What needs to be done> Narrow the data below down to the lines containing "THUNDERDOME".

* begin Dataset extract *

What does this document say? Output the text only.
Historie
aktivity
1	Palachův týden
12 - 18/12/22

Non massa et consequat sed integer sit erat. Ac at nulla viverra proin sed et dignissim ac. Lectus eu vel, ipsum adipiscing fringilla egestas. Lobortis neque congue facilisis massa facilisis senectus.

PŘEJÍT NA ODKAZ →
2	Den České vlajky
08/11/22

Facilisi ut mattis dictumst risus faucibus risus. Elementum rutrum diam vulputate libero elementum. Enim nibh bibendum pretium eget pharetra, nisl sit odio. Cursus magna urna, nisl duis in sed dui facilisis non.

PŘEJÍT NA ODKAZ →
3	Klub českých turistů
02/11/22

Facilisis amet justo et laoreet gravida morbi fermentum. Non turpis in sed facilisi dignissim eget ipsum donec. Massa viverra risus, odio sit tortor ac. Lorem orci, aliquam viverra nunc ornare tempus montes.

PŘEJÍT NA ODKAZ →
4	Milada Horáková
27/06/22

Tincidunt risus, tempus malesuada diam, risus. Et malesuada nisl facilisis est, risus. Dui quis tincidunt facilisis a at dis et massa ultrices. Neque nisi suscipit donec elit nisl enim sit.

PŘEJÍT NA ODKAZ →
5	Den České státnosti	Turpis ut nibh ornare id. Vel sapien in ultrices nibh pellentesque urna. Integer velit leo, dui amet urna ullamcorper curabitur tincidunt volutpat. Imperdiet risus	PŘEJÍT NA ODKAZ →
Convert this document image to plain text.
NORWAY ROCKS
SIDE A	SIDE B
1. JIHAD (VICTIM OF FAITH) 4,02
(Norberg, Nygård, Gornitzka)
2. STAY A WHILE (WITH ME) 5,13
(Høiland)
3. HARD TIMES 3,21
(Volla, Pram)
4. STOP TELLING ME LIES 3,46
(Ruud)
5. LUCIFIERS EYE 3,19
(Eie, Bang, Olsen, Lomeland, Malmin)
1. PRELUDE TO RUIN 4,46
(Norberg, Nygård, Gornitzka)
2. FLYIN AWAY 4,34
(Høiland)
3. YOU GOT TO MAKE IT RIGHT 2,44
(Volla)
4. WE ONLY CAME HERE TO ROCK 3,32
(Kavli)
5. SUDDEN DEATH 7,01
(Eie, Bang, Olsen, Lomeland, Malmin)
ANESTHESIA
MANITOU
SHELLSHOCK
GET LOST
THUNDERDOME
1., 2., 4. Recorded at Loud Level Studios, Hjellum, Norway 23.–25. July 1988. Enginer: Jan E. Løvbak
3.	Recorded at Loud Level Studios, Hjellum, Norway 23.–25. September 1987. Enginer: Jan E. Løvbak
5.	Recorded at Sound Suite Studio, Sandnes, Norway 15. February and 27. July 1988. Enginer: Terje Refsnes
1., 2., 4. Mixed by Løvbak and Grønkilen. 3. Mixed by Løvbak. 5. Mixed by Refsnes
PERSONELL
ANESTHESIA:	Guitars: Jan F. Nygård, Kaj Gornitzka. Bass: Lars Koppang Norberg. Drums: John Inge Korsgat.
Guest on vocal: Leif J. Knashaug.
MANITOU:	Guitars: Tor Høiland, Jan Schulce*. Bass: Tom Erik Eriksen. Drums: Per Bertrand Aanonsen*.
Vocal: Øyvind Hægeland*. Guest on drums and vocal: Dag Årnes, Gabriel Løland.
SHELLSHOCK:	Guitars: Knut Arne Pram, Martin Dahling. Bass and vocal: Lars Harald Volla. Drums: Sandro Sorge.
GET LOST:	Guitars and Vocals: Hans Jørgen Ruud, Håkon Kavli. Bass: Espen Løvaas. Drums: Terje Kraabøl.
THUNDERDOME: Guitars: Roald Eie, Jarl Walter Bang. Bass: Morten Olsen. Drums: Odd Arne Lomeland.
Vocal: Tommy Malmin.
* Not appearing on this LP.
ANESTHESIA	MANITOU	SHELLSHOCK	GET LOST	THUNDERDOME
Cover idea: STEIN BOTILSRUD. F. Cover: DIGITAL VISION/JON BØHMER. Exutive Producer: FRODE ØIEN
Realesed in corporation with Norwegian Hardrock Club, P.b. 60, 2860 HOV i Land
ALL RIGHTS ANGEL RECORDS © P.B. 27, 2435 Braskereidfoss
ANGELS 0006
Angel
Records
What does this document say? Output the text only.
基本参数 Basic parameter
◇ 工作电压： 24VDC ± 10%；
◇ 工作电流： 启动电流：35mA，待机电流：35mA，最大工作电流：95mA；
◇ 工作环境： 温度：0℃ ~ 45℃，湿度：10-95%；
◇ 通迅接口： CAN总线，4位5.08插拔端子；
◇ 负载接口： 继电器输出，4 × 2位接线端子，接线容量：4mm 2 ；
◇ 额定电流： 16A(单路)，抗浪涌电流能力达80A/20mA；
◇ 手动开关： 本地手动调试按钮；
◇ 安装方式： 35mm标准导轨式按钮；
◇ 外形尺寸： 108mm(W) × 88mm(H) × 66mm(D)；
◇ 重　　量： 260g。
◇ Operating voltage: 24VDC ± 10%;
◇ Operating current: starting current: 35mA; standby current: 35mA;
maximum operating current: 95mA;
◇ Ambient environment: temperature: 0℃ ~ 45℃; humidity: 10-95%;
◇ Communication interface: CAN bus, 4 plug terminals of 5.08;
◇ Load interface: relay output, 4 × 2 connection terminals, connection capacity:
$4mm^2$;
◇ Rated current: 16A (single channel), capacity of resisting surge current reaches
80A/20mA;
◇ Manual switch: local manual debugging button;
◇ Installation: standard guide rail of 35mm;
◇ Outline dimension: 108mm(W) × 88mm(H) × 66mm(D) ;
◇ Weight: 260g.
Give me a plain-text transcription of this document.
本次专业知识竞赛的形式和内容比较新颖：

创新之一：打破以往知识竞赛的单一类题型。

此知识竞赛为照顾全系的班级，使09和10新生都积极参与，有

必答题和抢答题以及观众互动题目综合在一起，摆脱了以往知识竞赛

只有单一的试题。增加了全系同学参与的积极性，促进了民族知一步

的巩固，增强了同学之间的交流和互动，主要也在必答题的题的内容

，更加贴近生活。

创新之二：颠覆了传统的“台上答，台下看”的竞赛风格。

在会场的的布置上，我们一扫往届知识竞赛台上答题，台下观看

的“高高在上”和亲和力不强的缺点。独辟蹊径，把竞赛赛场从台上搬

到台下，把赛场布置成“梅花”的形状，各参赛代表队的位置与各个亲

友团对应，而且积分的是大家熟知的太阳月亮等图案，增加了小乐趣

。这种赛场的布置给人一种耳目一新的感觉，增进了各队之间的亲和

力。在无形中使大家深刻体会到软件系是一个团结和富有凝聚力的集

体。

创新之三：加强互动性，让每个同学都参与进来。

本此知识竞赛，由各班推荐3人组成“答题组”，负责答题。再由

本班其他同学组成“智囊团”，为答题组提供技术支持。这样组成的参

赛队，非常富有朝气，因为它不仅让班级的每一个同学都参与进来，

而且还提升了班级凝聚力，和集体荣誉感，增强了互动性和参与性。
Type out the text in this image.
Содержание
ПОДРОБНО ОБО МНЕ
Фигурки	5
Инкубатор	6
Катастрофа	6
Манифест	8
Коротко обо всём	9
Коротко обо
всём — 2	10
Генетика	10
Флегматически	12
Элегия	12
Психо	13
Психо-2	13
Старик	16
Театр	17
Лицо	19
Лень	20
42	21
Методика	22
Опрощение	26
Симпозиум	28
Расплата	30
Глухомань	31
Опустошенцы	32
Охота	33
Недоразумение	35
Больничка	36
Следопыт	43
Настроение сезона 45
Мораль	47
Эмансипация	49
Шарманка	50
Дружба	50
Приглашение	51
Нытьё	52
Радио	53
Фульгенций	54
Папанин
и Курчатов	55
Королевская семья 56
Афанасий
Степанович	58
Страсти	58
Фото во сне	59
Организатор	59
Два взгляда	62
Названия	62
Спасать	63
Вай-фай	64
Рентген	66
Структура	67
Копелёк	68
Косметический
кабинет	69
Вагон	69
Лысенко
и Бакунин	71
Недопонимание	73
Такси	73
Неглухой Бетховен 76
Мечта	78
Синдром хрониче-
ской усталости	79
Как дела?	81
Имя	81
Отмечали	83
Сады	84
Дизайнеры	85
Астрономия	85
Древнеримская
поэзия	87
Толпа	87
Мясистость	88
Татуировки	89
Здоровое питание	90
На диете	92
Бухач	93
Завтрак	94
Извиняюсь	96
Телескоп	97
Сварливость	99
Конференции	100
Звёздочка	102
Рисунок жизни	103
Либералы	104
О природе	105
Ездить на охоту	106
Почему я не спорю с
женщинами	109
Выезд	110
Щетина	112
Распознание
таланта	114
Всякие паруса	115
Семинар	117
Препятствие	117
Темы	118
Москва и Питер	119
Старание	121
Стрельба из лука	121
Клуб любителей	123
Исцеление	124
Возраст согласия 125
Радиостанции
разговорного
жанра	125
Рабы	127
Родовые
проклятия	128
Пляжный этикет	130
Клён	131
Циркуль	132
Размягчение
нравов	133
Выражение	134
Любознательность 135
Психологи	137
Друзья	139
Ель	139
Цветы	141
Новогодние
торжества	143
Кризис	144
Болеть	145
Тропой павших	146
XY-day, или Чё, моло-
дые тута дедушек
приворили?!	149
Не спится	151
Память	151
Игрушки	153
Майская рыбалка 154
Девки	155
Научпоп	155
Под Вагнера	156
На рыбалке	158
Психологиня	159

* end Dataset extract *

Solution to the problem>
THUNDERDOME
THUNDERDOME: Guitars: Roald Eie, Jarl Walter Bang. Bass: Morten Olsen. Drums: Odd Arne Lomeland.
ANESTHESIA	MANITOU	SHELLSHOCK	GET LOST	THUNDERDOME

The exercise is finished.